TASK PROMPT ::
Leave out any pictures and transcribe all other data below exactly.

* START PROVIDED RECORDS *

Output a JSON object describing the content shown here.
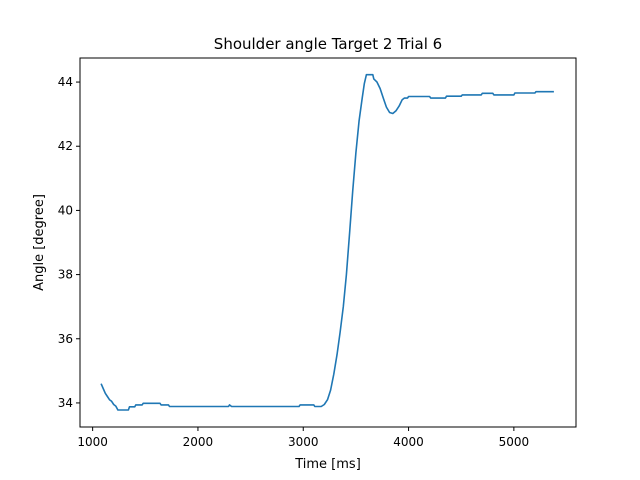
{
  "chart_data": {
    "type": "line",
    "title": "Shoulder angle Target 2 Trial 6",
    "xlabel": "Time [ms]",
    "ylabel": "Angle [degree]",
    "xlim": [
      880,
      5590
    ],
    "ylim": [
      33.25,
      44.75
    ],
    "xticks": [
      1000,
      2000,
      3000,
      4000,
      5000
    ],
    "yticks": [
      34,
      36,
      38,
      40,
      42,
      44
    ],
    "grid": false,
    "line_color": "#1f77b4",
    "series": [
      {
        "points": [
          [
            1080,
            34.6
          ],
          [
            1100,
            34.45
          ],
          [
            1120,
            34.3
          ],
          [
            1140,
            34.2
          ],
          [
            1160,
            34.1
          ],
          [
            1180,
            34.05
          ],
          [
            1200,
            33.95
          ],
          [
            1220,
            33.9
          ],
          [
            1240,
            33.78
          ],
          [
            1280,
            33.78
          ],
          [
            1320,
            33.78
          ],
          [
            1340,
            33.78
          ],
          [
            1350,
            33.88
          ],
          [
            1400,
            33.88
          ],
          [
            1410,
            33.94
          ],
          [
            1470,
            33.94
          ],
          [
            1480,
            33.99
          ],
          [
            1640,
            33.99
          ],
          [
            1650,
            33.94
          ],
          [
            1720,
            33.94
          ],
          [
            1730,
            33.89
          ],
          [
            2290,
            33.89
          ],
          [
            2300,
            33.94
          ],
          [
            2320,
            33.89
          ],
          [
            2960,
            33.89
          ],
          [
            2970,
            33.94
          ],
          [
            3100,
            33.94
          ],
          [
            3110,
            33.89
          ],
          [
            3170,
            33.89
          ],
          [
            3200,
            33.95
          ],
          [
            3230,
            34.1
          ],
          [
            3260,
            34.4
          ],
          [
            3290,
            34.9
          ],
          [
            3320,
            35.5
          ],
          [
            3350,
            36.2
          ],
          [
            3380,
            37.0
          ],
          [
            3410,
            38.0
          ],
          [
            3440,
            39.3
          ],
          [
            3470,
            40.6
          ],
          [
            3500,
            41.8
          ],
          [
            3530,
            42.8
          ],
          [
            3560,
            43.5
          ],
          [
            3580,
            43.95
          ],
          [
            3600,
            44.23
          ],
          [
            3660,
            44.23
          ],
          [
            3670,
            44.1
          ],
          [
            3700,
            44.0
          ],
          [
            3730,
            43.8
          ],
          [
            3760,
            43.5
          ],
          [
            3790,
            43.22
          ],
          [
            3820,
            43.05
          ],
          [
            3850,
            43.02
          ],
          [
            3880,
            43.1
          ],
          [
            3910,
            43.25
          ],
          [
            3940,
            43.45
          ],
          [
            3960,
            43.5
          ],
          [
            3990,
            43.5
          ],
          [
            4000,
            43.55
          ],
          [
            4200,
            43.55
          ],
          [
            4210,
            43.5
          ],
          [
            4350,
            43.5
          ],
          [
            4360,
            43.56
          ],
          [
            4500,
            43.56
          ],
          [
            4510,
            43.6
          ],
          [
            4690,
            43.6
          ],
          [
            4700,
            43.65
          ],
          [
            4800,
            43.65
          ],
          [
            4810,
            43.6
          ],
          [
            5000,
            43.6
          ],
          [
            5010,
            43.66
          ],
          [
            5200,
            43.66
          ],
          [
            5210,
            43.7
          ],
          [
            5380,
            43.7
          ]
        ]
      }
    ]
  }
}
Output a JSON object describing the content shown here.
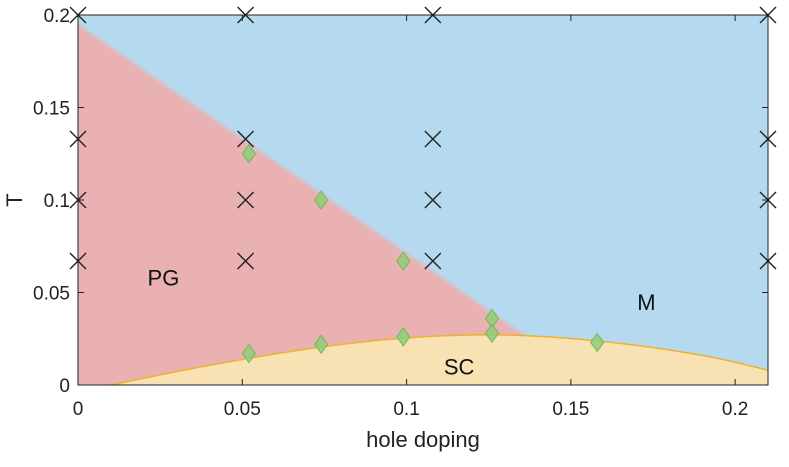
{
  "chart_data": {
    "type": "scatter",
    "title": "",
    "xlabel": "hole doping",
    "ylabel": "T",
    "xlim": [
      0,
      0.21
    ],
    "ylim": [
      0,
      0.2
    ],
    "xticks": [
      0,
      0.05,
      0.1,
      0.15,
      0.2
    ],
    "yticks": [
      0,
      0.05,
      0.1,
      0.15,
      0.2
    ],
    "xtick_labels": [
      "0",
      "0.05",
      "0.1",
      "0.15",
      "0.2"
    ],
    "ytick_labels": [
      "0",
      "0.05",
      "0.1",
      "0.15",
      "0.2"
    ],
    "grid": false,
    "regions": [
      {
        "name": "PG",
        "label": "PG",
        "color": "#e9b1b1",
        "label_at": [
          0.026,
          0.058
        ]
      },
      {
        "name": "M",
        "label": "M",
        "color": "#b5daf0",
        "label_at": [
          0.173,
          0.045
        ]
      },
      {
        "name": "SC",
        "label": "SC",
        "color": "#f8e1b2",
        "label_at": [
          0.116,
          0.01
        ]
      }
    ],
    "boundaries": {
      "pg_m_line": {
        "x": [
          0,
          0.135
        ],
        "y": [
          0.195,
          0.028
        ]
      },
      "sc_dome": {
        "x": [
          0.01,
          0.038,
          0.07,
          0.1,
          0.13,
          0.16,
          0.19,
          0.21
        ],
        "y": [
          0,
          0.01,
          0.0195,
          0.0255,
          0.027,
          0.0235,
          0.016,
          0.008
        ],
        "color": "#f0b030"
      }
    },
    "series": [
      {
        "name": "crosses",
        "marker": "x",
        "color": "#222222",
        "x": [
          0,
          0.051,
          0.108,
          0.21,
          0,
          0.051,
          0.108,
          0.21,
          0,
          0.051,
          0.108,
          0.21,
          0,
          0.051,
          0.108,
          0.21
        ],
        "y": [
          0.2,
          0.2,
          0.2,
          0.2,
          0.133,
          0.133,
          0.133,
          0.133,
          0.1,
          0.1,
          0.1,
          0.1,
          0.067,
          0.067,
          0.067,
          0.067
        ]
      },
      {
        "name": "diamonds",
        "marker": "diamond",
        "color": "#8fcf78",
        "x": [
          0.052,
          0.074,
          0.099,
          0.126,
          0.052,
          0.074,
          0.099,
          0.126,
          0.158
        ],
        "y": [
          0.125,
          0.1,
          0.067,
          0.036,
          0.017,
          0.022,
          0.026,
          0.028,
          0.023
        ]
      }
    ]
  }
}
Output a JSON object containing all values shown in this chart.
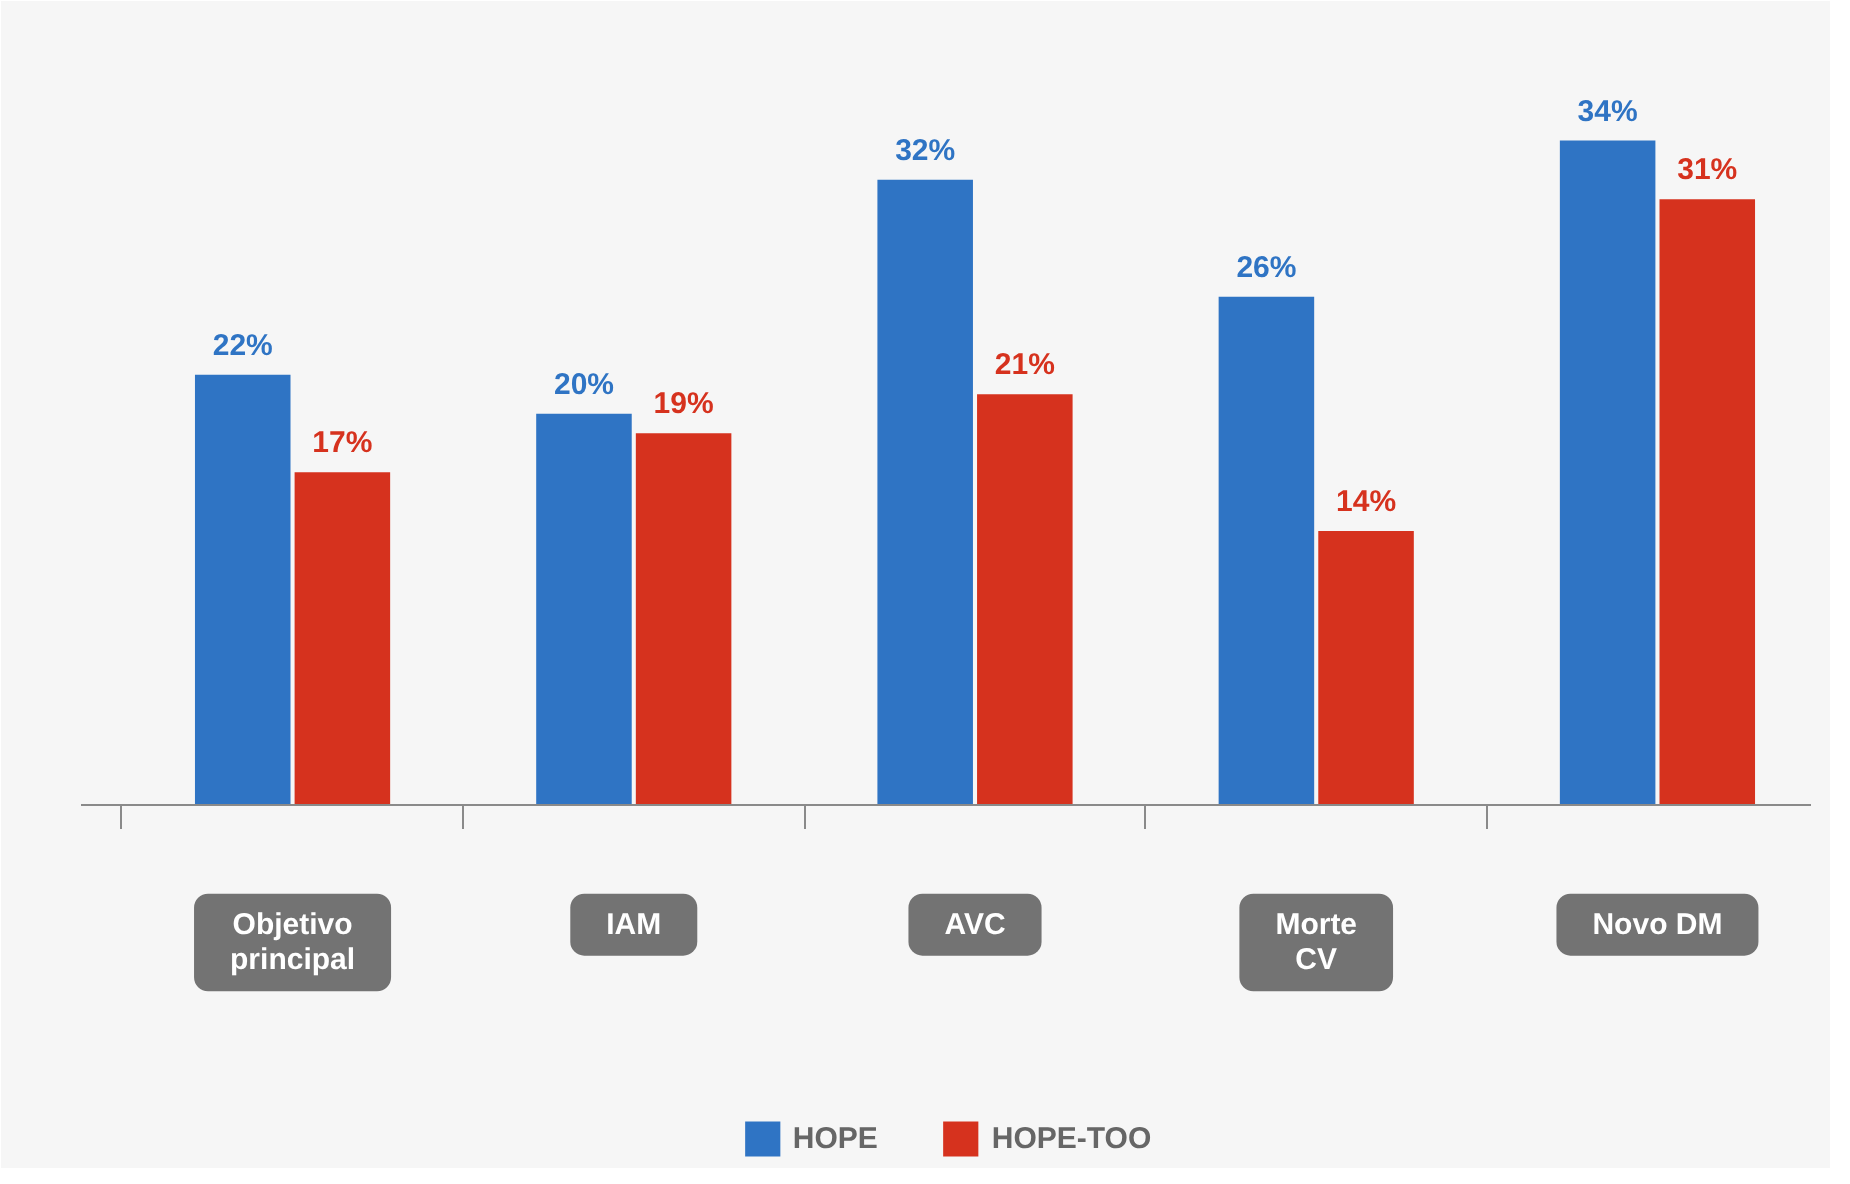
{
  "chart_data": {
    "type": "bar",
    "categories": [
      "Objetivo\nprincipal",
      "IAM",
      "AVC",
      "Morte\nCV",
      "Novo DM"
    ],
    "series": [
      {
        "name": "HOPE",
        "color": "#2f74c4",
        "values": [
          22,
          20,
          32,
          26,
          34
        ],
        "value_labels": [
          "22%",
          "20%",
          "32%",
          "26%",
          "34%"
        ]
      },
      {
        "name": "HOPE-TOO",
        "color": "#d6321e",
        "values": [
          17,
          19,
          21,
          14,
          31
        ],
        "value_labels": [
          "17%",
          "19%",
          "21%",
          "14%",
          "31%"
        ]
      }
    ],
    "legend": "bottom"
  }
}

* END PROVIDED RECORDS *

WRITTEN RESPONSE ::
Output a JSON object describing the content shown here.
{
  "chart_data": {
    "type": "line",
    "title": "Shoulder angle Target 2 Trial 6",
    "xlabel": "Time [ms]",
    "ylabel": "Angle [degree]",
    "xlim": [
      880,
      5590
    ],
    "ylim": [
      33.25,
      44.75
    ],
    "xticks": [
      1000,
      2000,
      3000,
      4000,
      5000
    ],
    "yticks": [
      34,
      36,
      38,
      40,
      42,
      44
    ],
    "grid": false,
    "line_color": "#1f77b4",
    "series": [
      {
        "points": [
          [
            1080,
            34.6
          ],
          [
            1100,
            34.45
          ],
          [
            1120,
            34.3
          ],
          [
            1140,
            34.2
          ],
          [
            1160,
            34.1
          ],
          [
            1180,
            34.05
          ],
          [
            1200,
            33.95
          ],
          [
            1220,
            33.9
          ],
          [
            1240,
            33.78
          ],
          [
            1280,
            33.78
          ],
          [
            1320,
            33.78
          ],
          [
            1340,
            33.78
          ],
          [
            1350,
            33.88
          ],
          [
            1400,
            33.88
          ],
          [
            1410,
            33.94
          ],
          [
            1470,
            33.94
          ],
          [
            1480,
            33.99
          ],
          [
            1640,
            33.99
          ],
          [
            1650,
            33.94
          ],
          [
            1720,
            33.94
          ],
          [
            1730,
            33.89
          ],
          [
            2290,
            33.89
          ],
          [
            2300,
            33.94
          ],
          [
            2320,
            33.89
          ],
          [
            2960,
            33.89
          ],
          [
            2970,
            33.94
          ],
          [
            3100,
            33.94
          ],
          [
            3110,
            33.89
          ],
          [
            3170,
            33.89
          ],
          [
            3200,
            33.95
          ],
          [
            3230,
            34.1
          ],
          [
            3260,
            34.4
          ],
          [
            3290,
            34.9
          ],
          [
            3320,
            35.5
          ],
          [
            3350,
            36.2
          ],
          [
            3380,
            37.0
          ],
          [
            3410,
            38.0
          ],
          [
            3440,
            39.3
          ],
          [
            3470,
            40.6
          ],
          [
            3500,
            41.8
          ],
          [
            3530,
            42.8
          ],
          [
            3560,
            43.5
          ],
          [
            3580,
            43.95
          ],
          [
            3600,
            44.23
          ],
          [
            3660,
            44.23
          ],
          [
            3670,
            44.1
          ],
          [
            3700,
            44.0
          ],
          [
            3730,
            43.8
          ],
          [
            3760,
            43.5
          ],
          [
            3790,
            43.22
          ],
          [
            3820,
            43.05
          ],
          [
            3850,
            43.02
          ],
          [
            3880,
            43.1
          ],
          [
            3910,
            43.25
          ],
          [
            3940,
            43.45
          ],
          [
            3960,
            43.5
          ],
          [
            3990,
            43.5
          ],
          [
            4000,
            43.55
          ],
          [
            4200,
            43.55
          ],
          [
            4210,
            43.5
          ],
          [
            4350,
            43.5
          ],
          [
            4360,
            43.56
          ],
          [
            4500,
            43.56
          ],
          [
            4510,
            43.6
          ],
          [
            4690,
            43.6
          ],
          [
            4700,
            43.65
          ],
          [
            4800,
            43.65
          ],
          [
            4810,
            43.6
          ],
          [
            5000,
            43.6
          ],
          [
            5010,
            43.66
          ],
          [
            5200,
            43.66
          ],
          [
            5210,
            43.7
          ],
          [
            5380,
            43.7
          ]
        ]
      }
    ]
  }
}
Output a JSON object describing the content shown here.
{
  "chart_data": {
    "type": "scatter",
    "title": "",
    "xlabel": "hole doping",
    "ylabel": "T",
    "xlim": [
      0,
      0.21
    ],
    "ylim": [
      0,
      0.2
    ],
    "xticks": [
      0,
      0.05,
      0.1,
      0.15,
      0.2
    ],
    "yticks": [
      0,
      0.05,
      0.1,
      0.15,
      0.2
    ],
    "xtick_labels": [
      "0",
      "0.05",
      "0.1",
      "0.15",
      "0.2"
    ],
    "ytick_labels": [
      "0",
      "0.05",
      "0.1",
      "0.15",
      "0.2"
    ],
    "grid": false,
    "regions": [
      {
        "name": "PG",
        "label": "PG",
        "color": "#e9b1b1",
        "label_at": [
          0.026,
          0.058
        ]
      },
      {
        "name": "M",
        "label": "M",
        "color": "#b5daf0",
        "label_at": [
          0.173,
          0.045
        ]
      },
      {
        "name": "SC",
        "label": "SC",
        "color": "#f8e1b2",
        "label_at": [
          0.116,
          0.01
        ]
      }
    ],
    "boundaries": {
      "pg_m_line": {
        "x": [
          0,
          0.135
        ],
        "y": [
          0.195,
          0.028
        ]
      },
      "sc_dome": {
        "x": [
          0.01,
          0.038,
          0.07,
          0.1,
          0.13,
          0.16,
          0.19,
          0.21
        ],
        "y": [
          0,
          0.01,
          0.0195,
          0.0255,
          0.027,
          0.0235,
          0.016,
          0.008
        ],
        "color": "#f0b030"
      }
    },
    "series": [
      {
        "name": "crosses",
        "marker": "x",
        "color": "#222222",
        "x": [
          0,
          0.051,
          0.108,
          0.21,
          0,
          0.051,
          0.108,
          0.21,
          0,
          0.051,
          0.108,
          0.21,
          0,
          0.051,
          0.108,
          0.21
        ],
        "y": [
          0.2,
          0.2,
          0.2,
          0.2,
          0.133,
          0.133,
          0.133,
          0.133,
          0.1,
          0.1,
          0.1,
          0.1,
          0.067,
          0.067,
          0.067,
          0.067
        ]
      },
      {
        "name": "diamonds",
        "marker": "diamond",
        "color": "#8fcf78",
        "x": [
          0.052,
          0.074,
          0.099,
          0.126,
          0.052,
          0.074,
          0.099,
          0.126,
          0.158
        ],
        "y": [
          0.125,
          0.1,
          0.067,
          0.036,
          0.017,
          0.022,
          0.026,
          0.028,
          0.023
        ]
      }
    ]
  }
}
Output a JSON object containing all values shown in this chart.
{
  "chart_data": {
    "type": "bar",
    "categories": [
      "Objetivo\nprincipal",
      "IAM",
      "AVC",
      "Morte\nCV",
      "Novo DM"
    ],
    "series": [
      {
        "name": "HOPE",
        "color": "#2f74c4",
        "values": [
          22,
          20,
          32,
          26,
          34
        ],
        "value_labels": [
          "22%",
          "20%",
          "32%",
          "26%",
          "34%"
        ]
      },
      {
        "name": "HOPE-TOO",
        "color": "#d6321e",
        "values": [
          17,
          19,
          21,
          14,
          31
        ],
        "value_labels": [
          "17%",
          "19%",
          "21%",
          "14%",
          "31%"
        ]
      }
    ],
    "legend": "bottom"
  }
}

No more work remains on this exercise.